#### [DATA PROVIDED]
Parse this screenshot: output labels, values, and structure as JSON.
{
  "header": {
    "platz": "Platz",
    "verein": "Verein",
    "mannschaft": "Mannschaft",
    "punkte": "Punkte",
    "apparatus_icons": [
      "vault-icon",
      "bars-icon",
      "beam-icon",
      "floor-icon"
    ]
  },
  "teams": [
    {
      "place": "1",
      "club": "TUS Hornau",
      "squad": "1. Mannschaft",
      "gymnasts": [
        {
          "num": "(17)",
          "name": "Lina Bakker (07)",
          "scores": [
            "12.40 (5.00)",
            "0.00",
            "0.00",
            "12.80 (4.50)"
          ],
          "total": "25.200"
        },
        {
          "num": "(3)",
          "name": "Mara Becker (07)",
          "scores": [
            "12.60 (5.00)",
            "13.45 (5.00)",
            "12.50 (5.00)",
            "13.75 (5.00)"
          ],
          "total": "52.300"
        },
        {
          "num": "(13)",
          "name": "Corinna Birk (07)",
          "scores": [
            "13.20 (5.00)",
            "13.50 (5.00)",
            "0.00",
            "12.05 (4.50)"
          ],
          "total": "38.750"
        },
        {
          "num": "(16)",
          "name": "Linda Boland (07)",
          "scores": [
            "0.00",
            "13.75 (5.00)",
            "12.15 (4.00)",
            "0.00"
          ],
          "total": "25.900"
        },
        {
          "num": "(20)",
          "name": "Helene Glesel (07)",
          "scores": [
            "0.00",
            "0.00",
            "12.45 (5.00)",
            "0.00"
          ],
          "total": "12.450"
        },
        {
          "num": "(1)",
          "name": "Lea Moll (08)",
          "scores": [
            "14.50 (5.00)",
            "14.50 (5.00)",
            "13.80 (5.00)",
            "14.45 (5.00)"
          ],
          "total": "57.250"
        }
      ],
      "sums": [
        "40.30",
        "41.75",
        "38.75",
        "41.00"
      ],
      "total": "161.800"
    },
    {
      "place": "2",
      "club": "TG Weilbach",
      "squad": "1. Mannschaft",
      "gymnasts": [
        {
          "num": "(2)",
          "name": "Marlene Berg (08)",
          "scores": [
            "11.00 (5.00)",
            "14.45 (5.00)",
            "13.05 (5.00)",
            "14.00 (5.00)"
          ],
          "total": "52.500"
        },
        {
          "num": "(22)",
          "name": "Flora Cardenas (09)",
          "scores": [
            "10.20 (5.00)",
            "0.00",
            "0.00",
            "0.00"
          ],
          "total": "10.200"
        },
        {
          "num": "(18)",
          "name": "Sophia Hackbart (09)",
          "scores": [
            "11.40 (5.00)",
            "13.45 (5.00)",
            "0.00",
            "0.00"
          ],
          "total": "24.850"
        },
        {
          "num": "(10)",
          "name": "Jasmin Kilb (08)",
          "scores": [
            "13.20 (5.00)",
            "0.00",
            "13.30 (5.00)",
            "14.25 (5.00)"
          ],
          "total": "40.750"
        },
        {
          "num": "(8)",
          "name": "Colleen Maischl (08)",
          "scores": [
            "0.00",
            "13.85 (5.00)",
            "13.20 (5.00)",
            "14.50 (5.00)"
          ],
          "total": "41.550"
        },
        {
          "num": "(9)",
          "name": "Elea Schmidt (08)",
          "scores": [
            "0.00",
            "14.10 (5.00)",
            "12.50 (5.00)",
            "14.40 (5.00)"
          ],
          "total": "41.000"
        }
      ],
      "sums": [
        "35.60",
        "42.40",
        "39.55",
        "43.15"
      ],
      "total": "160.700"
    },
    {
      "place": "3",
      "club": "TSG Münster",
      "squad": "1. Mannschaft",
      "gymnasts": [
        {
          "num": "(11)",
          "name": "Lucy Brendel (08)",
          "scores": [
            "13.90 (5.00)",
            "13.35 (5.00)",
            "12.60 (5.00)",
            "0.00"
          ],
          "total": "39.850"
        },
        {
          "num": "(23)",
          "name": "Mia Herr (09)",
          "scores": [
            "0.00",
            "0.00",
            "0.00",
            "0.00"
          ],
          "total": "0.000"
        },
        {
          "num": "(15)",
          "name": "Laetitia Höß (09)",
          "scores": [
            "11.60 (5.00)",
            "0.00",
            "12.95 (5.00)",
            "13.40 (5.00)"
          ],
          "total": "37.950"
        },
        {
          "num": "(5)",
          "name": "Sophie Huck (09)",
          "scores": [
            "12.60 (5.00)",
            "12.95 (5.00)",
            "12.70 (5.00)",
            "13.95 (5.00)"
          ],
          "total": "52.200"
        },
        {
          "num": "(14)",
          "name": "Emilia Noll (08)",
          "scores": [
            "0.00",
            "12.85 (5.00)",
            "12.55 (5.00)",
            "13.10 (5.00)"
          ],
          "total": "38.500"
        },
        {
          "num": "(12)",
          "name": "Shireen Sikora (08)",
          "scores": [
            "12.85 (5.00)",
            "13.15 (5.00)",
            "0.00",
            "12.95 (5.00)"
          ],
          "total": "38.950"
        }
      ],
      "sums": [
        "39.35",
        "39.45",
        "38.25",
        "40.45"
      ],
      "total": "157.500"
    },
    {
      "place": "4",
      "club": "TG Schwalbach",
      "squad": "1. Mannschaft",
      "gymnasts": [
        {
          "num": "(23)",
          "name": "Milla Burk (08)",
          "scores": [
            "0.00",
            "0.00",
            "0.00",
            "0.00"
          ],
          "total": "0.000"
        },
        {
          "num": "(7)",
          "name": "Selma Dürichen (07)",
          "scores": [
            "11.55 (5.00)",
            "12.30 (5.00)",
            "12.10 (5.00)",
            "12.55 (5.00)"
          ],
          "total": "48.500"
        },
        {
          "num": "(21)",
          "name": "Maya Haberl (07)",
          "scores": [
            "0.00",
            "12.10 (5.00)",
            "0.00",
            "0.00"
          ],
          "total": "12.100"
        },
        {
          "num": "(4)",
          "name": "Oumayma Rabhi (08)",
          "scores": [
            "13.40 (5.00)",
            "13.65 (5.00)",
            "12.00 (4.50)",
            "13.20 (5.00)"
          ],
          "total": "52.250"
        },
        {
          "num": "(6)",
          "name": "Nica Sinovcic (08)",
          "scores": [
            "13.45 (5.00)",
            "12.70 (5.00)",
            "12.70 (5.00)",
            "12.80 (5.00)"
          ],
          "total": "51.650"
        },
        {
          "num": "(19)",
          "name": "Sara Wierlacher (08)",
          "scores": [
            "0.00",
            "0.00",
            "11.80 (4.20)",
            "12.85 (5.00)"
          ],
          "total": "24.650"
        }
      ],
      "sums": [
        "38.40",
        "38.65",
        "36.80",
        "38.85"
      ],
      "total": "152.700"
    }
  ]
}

#### [EXERCISE]
Go through the material above line by line and copy it exactly.

#### [RESULT OF THE EXERCISE]
Parse this screenshot: output labels, values, and structure as JSON.
{
  "header": {
    "platz": "Platz",
    "verein": "Verein",
    "mannschaft": "Mannschaft",
    "punkte": "Punkte",
    "apparatus_icons": [
      "vault-icon",
      "bars-icon",
      "beam-icon",
      "floor-icon"
    ]
  },
  "teams": [
    {
      "place": "1",
      "club": "TUS Hornau",
      "squad": "1. Mannschaft",
      "gymnasts": [
        {
          "num": "(17)",
          "name": "Lina Bakker (07)",
          "scores": [
            "12.40 (5.00)",
            "0.00",
            "0.00",
            "12.80 (4.50)"
          ],
          "total": "25.200"
        },
        {
          "num": "(3)",
          "name": "Mara Becker (07)",
          "scores": [
            "12.60 (5.00)",
            "13.45 (5.00)",
            "12.50 (5.00)",
            "13.75 (5.00)"
          ],
          "total": "52.300"
        },
        {
          "num": "(13)",
          "name": "Corinna Birk (07)",
          "scores": [
            "13.20 (5.00)",
            "13.50 (5.00)",
            "0.00",
            "12.05 (4.50)"
          ],
          "total": "38.750"
        },
        {
          "num": "(16)",
          "name": "Linda Boland (07)",
          "scores": [
            "0.00",
            "13.75 (5.00)",
            "12.15 (4.00)",
            "0.00"
          ],
          "total": "25.900"
        },
        {
          "num": "(20)",
          "name": "Helene Glesel (07)",
          "scores": [
            "0.00",
            "0.00",
            "12.45 (5.00)",
            "0.00"
          ],
          "total": "12.450"
        },
        {
          "num": "(1)",
          "name": "Lea Moll (08)",
          "scores": [
            "14.50 (5.00)",
            "14.50 (5.00)",
            "13.80 (5.00)",
            "14.45 (5.00)"
          ],
          "total": "57.250"
        }
      ],
      "sums": [
        "40.30",
        "41.75",
        "38.75",
        "41.00"
      ],
      "total": "161.800"
    },
    {
      "place": "2",
      "club": "TG Weilbach",
      "squad": "1. Mannschaft",
      "gymnasts": [
        {
          "num": "(2)",
          "name": "Marlene Berg (08)",
          "scores": [
            "11.00 (5.00)",
            "14.45 (5.00)",
            "13.05 (5.00)",
            "14.00 (5.00)"
          ],
          "total": "52.500"
        },
        {
          "num": "(22)",
          "name": "Flora Cardenas (09)",
          "scores": [
            "10.20 (5.00)",
            "0.00",
            "0.00",
            "0.00"
          ],
          "total": "10.200"
        },
        {
          "num": "(18)",
          "name": "Sophia Hackbart (09)",
          "scores": [
            "11.40 (5.00)",
            "13.45 (5.00)",
            "0.00",
            "0.00"
          ],
          "total": "24.850"
        },
        {
          "num": "(10)",
          "name": "Jasmin Kilb (08)",
          "scores": [
            "13.20 (5.00)",
            "0.00",
            "13.30 (5.00)",
            "14.25 (5.00)"
          ],
          "total": "40.750"
        },
        {
          "num": "(8)",
          "name": "Colleen Maischl (08)",
          "scores": [
            "0.00",
            "13.85 (5.00)",
            "13.20 (5.00)",
            "14.50 (5.00)"
          ],
          "total": "41.550"
        },
        {
          "num": "(9)",
          "name": "Elea Schmidt (08)",
          "scores": [
            "0.00",
            "14.10 (5.00)",
            "12.50 (5.00)",
            "14.40 (5.00)"
          ],
          "total": "41.000"
        }
      ],
      "sums": [
        "35.60",
        "42.40",
        "39.55",
        "43.15"
      ],
      "total": "160.700"
    },
    {
      "place": "3",
      "club": "TSG Münster",
      "squad": "1. Mannschaft",
      "gymnasts": [
        {
          "num": "(11)",
          "name": "Lucy Brendel (08)",
          "scores": [
            "13.90 (5.00)",
            "13.35 (5.00)",
            "12.60 (5.00)",
            "0.00"
          ],
          "total": "39.850"
        },
        {
          "num": "(23)",
          "name": "Mia Herr (09)",
          "scores": [
            "0.00",
            "0.00",
            "0.00",
            "0.00"
          ],
          "total": "0.000"
        },
        {
          "num": "(15)",
          "name": "Laetitia Höß (09)",
          "scores": [
            "11.60 (5.00)",
            "0.00",
            "12.95 (5.00)",
            "13.40 (5.00)"
          ],
          "total": "37.950"
        },
        {
          "num": "(5)",
          "name": "Sophie Huck (09)",
          "scores": [
            "12.60 (5.00)",
            "12.95 (5.00)",
            "12.70 (5.00)",
            "13.95 (5.00)"
          ],
          "total": "52.200"
        },
        {
          "num": "(14)",
          "name": "Emilia Noll (08)",
          "scores": [
            "0.00",
            "12.85 (5.00)",
            "12.55 (5.00)",
            "13.10 (5.00)"
          ],
          "total": "38.500"
        },
        {
          "num": "(12)",
          "name": "Shireen Sikora (08)",
          "scores": [
            "12.85 (5.00)",
            "13.15 (5.00)",
            "0.00",
            "12.95 (5.00)"
          ],
          "total": "38.950"
        }
      ],
      "sums": [
        "39.35",
        "39.45",
        "38.25",
        "40.45"
      ],
      "total": "157.500"
    },
    {
      "place": "4",
      "club": "TG Schwalbach",
      "squad": "1. Mannschaft",
      "gymnasts": [
        {
          "num": "(23)",
          "name": "Milla Burk (08)",
          "scores": [
            "0.00",
            "0.00",
            "0.00",
            "0.00"
          ],
          "total": "0.000"
        },
        {
          "num": "(7)",
          "name": "Selma Dürichen (07)",
          "scores": [
            "11.55 (5.00)",
            "12.30 (5.00)",
            "12.10 (5.00)",
            "12.55 (5.00)"
          ],
          "total": "48.500"
        },
        {
          "num": "(21)",
          "name": "Maya Haberl (07)",
          "scores": [
            "0.00",
            "12.10 (5.00)",
            "0.00",
            "0.00"
          ],
          "total": "12.100"
        },
        {
          "num": "(4)",
          "name": "Oumayma Rabhi (08)",
          "scores": [
            "13.40 (5.00)",
            "13.65 (5.00)",
            "12.00 (4.50)",
            "13.20 (5.00)"
          ],
          "total": "52.250"
        },
        {
          "num": "(6)",
          "name": "Nica Sinovcic (08)",
          "scores": [
            "13.45 (5.00)",
            "12.70 (5.00)",
            "12.70 (5.00)",
            "12.80 (5.00)"
          ],
          "total": "51.650"
        },
        {
          "num": "(19)",
          "name": "Sara Wierlacher (08)",
          "scores": [
            "0.00",
            "0.00",
            "11.80 (4.20)",
            "12.85 (5.00)"
          ],
          "total": "24.650"
        }
      ],
      "sums": [
        "38.40",
        "38.65",
        "36.80",
        "38.85"
      ],
      "total": "152.700"
    }
  ]
}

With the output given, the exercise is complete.